- **Task description**: Extract the lines that hold the string "Dioxide".

[Start Given records]

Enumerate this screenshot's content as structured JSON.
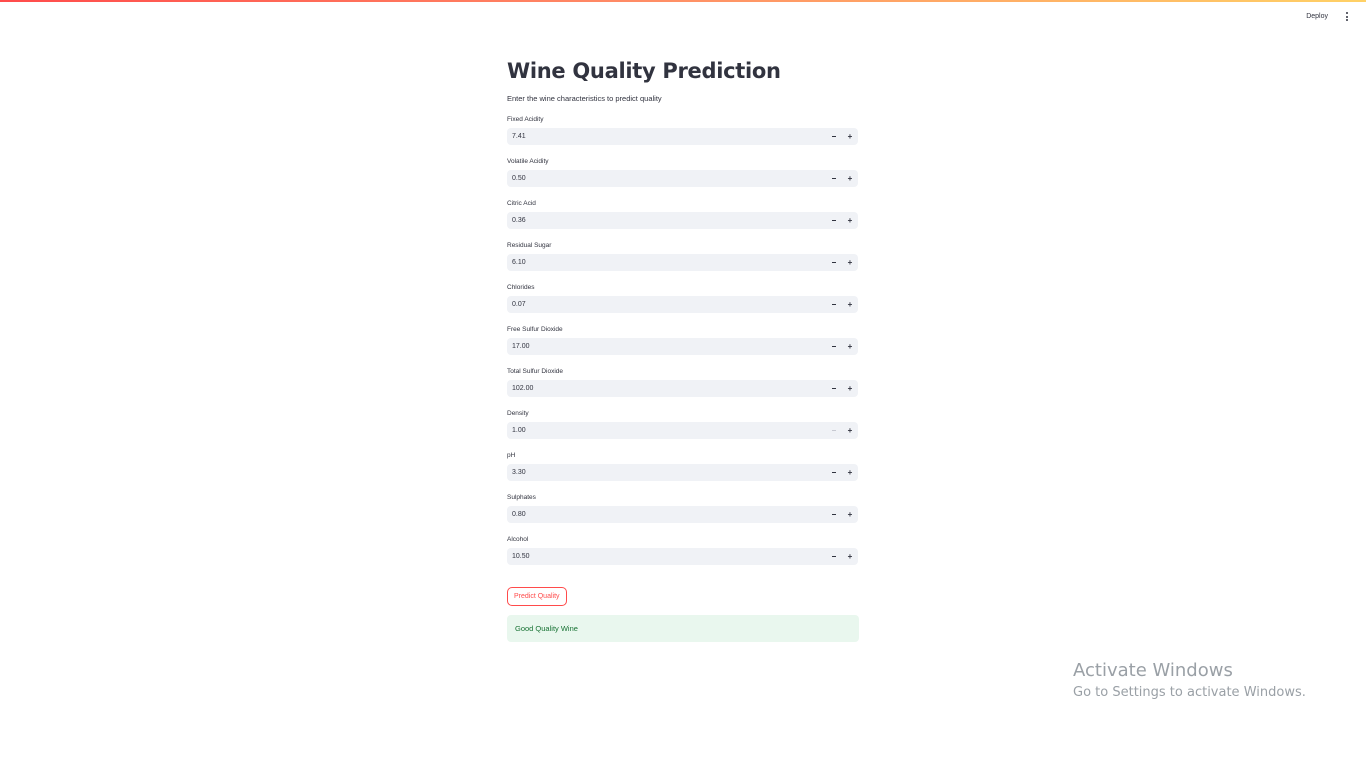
{
  "header": {
    "deploy_label": "Deploy",
    "menu_icon": "more-vertical-icon"
  },
  "page": {
    "title": "Wine Quality Prediction",
    "subtitle": "Enter the wine characteristics to predict quality"
  },
  "fields": [
    {
      "label": "Fixed Acidity",
      "value": "7.41"
    },
    {
      "label": "Volatile Acidity",
      "value": "0.50"
    },
    {
      "label": "Citric Acid",
      "value": "0.36"
    },
    {
      "label": "Residual Sugar",
      "value": "6.10"
    },
    {
      "label": "Chlorides",
      "value": "0.07"
    },
    {
      "label": "Free Sulfur Dioxide",
      "value": "17.00"
    },
    {
      "label": "Total Sulfur Dioxide",
      "value": "102.00"
    },
    {
      "label": "Density",
      "value": "1.00"
    },
    {
      "label": "pH",
      "value": "3.30"
    },
    {
      "label": "Sulphates",
      "value": "0.80"
    },
    {
      "label": "Alcohol",
      "value": "10.50"
    }
  ],
  "stepper_icons": {
    "decrement": "minus-icon",
    "increment": "plus-icon"
  },
  "predict_button_label": "Predict Quality",
  "result_message": "Good Quality Wine",
  "watermark": {
    "title": "Activate Windows",
    "subtitle": "Go to Settings to activate Windows."
  },
  "colors": {
    "accent": "#ff4b4b",
    "success_bg": "#e9f7ee",
    "success_text": "#177233",
    "input_bg": "#f0f2f6"
  }
}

[End Given records]

- **Correct result**:
      "label": "Free Sulfur Dioxide",
      "label": "Total Sulfur Dioxide",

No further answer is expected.